Records from a dataset:
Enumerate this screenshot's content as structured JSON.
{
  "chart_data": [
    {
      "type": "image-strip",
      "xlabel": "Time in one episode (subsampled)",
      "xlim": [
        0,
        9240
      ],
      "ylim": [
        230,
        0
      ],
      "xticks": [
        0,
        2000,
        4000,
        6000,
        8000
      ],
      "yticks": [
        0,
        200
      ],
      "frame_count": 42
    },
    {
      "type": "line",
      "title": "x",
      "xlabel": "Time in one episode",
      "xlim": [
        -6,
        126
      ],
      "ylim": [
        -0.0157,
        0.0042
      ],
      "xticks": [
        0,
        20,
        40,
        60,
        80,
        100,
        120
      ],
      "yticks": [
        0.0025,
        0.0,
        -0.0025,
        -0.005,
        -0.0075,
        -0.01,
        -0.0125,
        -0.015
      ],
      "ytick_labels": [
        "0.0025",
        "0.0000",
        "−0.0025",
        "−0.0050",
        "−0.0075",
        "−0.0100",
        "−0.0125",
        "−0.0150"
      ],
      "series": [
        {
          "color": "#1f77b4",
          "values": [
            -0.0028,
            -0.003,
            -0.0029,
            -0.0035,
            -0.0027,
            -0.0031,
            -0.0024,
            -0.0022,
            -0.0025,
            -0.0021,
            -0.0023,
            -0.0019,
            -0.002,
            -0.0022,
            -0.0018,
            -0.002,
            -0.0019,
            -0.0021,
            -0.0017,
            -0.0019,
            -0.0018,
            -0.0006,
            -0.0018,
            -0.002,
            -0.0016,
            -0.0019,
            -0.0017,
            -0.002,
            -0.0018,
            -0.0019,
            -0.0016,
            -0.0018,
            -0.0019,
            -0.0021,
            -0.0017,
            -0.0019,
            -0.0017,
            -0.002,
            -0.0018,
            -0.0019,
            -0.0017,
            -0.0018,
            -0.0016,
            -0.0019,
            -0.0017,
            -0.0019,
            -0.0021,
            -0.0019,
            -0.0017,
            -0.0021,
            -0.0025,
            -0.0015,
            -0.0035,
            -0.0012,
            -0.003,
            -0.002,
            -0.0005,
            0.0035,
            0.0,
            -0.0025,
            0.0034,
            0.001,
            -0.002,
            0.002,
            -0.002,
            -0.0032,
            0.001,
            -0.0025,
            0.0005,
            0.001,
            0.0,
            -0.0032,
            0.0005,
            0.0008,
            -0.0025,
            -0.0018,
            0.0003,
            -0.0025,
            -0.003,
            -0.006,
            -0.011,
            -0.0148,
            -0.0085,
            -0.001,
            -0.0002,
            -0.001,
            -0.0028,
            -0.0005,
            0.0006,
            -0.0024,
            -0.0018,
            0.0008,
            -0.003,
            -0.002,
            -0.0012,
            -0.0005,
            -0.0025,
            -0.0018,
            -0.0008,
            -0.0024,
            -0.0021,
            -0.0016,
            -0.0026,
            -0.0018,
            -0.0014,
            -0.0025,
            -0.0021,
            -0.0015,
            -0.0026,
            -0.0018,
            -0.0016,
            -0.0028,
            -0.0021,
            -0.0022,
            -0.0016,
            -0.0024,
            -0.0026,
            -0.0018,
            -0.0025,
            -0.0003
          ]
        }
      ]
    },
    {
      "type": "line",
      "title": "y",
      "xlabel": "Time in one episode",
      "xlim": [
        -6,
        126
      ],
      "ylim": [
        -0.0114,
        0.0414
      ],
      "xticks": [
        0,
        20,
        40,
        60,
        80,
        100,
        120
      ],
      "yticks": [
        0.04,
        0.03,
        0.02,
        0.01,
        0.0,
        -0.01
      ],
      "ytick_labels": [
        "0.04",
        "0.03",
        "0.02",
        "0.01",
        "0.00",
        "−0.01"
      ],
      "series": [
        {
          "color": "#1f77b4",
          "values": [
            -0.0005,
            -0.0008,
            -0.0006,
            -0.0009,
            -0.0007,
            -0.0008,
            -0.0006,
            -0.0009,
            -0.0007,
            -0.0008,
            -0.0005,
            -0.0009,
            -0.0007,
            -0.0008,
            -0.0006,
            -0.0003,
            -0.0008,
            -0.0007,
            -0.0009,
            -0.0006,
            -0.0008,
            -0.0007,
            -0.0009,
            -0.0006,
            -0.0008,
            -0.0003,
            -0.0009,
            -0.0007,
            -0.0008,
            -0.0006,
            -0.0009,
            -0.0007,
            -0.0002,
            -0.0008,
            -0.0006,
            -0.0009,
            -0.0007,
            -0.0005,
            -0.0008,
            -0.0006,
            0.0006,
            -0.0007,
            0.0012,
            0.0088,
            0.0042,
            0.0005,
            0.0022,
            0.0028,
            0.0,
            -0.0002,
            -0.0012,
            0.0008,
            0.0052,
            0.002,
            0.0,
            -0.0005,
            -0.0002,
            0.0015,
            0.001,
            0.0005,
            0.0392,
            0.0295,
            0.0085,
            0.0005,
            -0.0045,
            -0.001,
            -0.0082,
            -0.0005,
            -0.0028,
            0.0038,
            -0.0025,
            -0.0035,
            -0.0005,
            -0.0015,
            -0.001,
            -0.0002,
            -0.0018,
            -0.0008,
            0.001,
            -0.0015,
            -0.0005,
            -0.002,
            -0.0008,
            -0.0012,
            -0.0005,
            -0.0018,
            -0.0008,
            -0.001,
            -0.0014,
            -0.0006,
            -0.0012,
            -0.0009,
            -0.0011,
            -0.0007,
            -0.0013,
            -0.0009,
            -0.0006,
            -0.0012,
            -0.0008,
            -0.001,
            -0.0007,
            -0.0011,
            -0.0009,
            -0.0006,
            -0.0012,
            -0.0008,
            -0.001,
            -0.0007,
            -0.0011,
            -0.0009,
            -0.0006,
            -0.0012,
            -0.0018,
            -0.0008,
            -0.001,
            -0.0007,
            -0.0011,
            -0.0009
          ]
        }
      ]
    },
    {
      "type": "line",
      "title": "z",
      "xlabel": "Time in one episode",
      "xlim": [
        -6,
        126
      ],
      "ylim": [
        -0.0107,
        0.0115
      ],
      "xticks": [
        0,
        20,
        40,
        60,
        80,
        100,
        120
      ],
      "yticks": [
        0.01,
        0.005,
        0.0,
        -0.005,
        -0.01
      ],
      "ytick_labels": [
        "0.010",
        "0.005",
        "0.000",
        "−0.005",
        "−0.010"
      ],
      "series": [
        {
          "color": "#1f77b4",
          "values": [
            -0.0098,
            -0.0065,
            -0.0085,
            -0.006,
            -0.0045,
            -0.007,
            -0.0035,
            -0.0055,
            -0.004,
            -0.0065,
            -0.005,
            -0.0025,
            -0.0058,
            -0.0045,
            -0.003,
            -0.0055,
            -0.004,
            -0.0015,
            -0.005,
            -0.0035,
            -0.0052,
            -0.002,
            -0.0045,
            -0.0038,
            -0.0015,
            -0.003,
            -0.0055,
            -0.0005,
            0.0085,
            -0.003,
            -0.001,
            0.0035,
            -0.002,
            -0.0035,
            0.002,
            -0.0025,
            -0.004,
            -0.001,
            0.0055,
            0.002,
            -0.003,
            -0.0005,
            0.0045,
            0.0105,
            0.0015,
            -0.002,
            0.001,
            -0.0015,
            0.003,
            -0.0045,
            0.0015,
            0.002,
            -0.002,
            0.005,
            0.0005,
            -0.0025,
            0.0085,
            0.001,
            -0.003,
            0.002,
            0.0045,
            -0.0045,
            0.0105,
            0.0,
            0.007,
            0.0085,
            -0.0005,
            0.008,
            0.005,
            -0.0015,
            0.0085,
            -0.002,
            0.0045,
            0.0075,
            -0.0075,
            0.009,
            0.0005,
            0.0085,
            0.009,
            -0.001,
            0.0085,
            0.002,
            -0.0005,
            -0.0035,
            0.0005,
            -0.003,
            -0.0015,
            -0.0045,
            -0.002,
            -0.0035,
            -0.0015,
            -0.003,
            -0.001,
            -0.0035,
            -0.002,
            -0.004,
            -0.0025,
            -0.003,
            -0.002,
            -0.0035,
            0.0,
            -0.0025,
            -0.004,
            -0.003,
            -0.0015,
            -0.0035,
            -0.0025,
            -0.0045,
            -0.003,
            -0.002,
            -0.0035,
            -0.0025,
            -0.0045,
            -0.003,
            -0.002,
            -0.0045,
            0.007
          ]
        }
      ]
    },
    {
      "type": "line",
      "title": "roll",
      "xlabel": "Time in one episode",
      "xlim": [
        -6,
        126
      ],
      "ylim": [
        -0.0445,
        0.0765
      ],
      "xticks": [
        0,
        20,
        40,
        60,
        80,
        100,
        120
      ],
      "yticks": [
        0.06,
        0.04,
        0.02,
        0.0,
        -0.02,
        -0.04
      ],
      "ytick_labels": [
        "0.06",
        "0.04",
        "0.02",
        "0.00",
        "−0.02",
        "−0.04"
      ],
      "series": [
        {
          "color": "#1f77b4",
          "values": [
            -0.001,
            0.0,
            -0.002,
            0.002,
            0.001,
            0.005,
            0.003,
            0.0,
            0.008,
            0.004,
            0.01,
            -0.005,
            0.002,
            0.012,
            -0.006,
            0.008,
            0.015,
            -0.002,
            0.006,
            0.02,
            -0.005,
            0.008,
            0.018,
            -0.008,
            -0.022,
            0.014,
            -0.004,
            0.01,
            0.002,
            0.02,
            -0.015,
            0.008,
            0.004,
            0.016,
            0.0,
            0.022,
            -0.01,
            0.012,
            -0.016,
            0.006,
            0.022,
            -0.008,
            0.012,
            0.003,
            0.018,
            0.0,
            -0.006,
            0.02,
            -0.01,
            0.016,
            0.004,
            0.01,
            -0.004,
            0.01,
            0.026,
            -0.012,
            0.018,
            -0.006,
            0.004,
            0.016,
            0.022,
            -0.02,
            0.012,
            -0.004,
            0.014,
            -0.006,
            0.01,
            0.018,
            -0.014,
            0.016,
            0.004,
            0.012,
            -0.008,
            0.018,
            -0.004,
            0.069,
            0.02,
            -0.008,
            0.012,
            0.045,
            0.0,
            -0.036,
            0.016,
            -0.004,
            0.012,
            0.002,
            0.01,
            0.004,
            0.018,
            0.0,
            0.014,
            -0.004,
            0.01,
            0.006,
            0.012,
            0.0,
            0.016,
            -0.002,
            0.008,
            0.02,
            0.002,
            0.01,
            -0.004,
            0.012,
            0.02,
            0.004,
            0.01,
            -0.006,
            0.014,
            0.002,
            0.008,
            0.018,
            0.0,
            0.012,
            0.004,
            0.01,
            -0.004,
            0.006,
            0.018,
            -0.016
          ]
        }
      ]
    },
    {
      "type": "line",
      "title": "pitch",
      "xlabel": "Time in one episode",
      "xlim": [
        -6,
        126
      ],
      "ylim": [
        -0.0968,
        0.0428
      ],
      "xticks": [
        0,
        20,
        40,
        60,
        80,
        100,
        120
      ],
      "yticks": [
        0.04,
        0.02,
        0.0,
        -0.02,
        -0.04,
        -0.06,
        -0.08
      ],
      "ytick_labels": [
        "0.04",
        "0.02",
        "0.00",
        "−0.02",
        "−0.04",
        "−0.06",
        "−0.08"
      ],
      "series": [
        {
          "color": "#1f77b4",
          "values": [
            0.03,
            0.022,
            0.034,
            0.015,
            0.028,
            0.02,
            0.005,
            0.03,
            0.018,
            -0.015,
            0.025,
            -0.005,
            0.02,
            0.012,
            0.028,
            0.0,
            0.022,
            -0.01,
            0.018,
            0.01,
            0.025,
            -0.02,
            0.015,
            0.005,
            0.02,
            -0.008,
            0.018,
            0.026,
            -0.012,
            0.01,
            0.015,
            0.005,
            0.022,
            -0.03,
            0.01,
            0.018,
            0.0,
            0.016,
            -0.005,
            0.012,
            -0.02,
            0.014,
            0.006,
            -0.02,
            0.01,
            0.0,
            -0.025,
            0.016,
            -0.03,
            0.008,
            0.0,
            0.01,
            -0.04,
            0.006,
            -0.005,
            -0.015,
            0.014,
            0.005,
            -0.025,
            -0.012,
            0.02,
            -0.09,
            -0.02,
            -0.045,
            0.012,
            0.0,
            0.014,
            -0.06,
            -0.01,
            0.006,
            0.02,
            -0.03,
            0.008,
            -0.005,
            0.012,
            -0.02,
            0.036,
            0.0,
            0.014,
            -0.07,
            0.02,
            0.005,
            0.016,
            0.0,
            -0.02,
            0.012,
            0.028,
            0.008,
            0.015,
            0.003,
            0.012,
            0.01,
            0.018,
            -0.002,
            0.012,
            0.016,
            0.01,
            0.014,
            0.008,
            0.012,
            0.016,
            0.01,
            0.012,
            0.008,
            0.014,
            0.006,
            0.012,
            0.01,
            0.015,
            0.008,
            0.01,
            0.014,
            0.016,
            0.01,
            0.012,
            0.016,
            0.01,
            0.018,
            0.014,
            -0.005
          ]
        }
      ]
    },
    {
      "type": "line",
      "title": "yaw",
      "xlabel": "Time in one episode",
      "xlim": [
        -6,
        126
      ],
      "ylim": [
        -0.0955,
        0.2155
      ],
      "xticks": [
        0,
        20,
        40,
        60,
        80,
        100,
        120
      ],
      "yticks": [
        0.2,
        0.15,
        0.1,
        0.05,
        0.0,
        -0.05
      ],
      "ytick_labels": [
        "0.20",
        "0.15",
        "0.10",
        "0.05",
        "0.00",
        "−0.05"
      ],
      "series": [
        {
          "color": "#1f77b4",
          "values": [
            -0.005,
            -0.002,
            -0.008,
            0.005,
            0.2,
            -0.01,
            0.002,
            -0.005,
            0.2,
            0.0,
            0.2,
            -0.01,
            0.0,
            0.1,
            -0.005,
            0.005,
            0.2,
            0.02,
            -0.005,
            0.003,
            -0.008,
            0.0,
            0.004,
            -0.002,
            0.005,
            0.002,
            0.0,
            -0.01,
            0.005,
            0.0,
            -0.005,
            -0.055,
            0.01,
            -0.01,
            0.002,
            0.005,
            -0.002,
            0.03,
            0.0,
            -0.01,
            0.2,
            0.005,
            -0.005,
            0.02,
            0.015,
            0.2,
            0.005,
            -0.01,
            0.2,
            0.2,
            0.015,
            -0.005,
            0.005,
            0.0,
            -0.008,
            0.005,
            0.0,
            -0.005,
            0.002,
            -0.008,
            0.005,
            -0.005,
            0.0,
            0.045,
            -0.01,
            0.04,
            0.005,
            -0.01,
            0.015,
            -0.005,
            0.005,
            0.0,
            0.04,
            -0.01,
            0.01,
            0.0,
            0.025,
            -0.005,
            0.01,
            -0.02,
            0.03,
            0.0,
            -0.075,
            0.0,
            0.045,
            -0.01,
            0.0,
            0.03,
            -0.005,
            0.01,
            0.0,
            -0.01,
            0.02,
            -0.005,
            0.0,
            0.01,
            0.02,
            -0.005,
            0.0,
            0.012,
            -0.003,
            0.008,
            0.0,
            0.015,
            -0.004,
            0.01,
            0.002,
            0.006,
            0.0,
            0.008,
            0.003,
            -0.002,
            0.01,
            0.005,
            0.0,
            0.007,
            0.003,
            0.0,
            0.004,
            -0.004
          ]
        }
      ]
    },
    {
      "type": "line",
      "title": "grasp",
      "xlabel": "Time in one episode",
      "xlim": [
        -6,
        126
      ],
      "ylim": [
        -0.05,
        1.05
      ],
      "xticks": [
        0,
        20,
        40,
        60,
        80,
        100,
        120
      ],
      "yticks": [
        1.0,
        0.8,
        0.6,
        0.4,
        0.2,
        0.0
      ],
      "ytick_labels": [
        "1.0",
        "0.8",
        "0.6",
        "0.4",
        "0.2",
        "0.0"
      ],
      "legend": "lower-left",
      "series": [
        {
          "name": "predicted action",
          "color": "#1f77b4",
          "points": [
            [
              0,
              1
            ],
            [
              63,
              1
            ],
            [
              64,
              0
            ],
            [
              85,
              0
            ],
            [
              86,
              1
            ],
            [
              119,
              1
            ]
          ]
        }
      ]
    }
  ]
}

* _The request_
Your answer should be only a number: how many lines of the data above contain the string "title"?

* _Full output_
7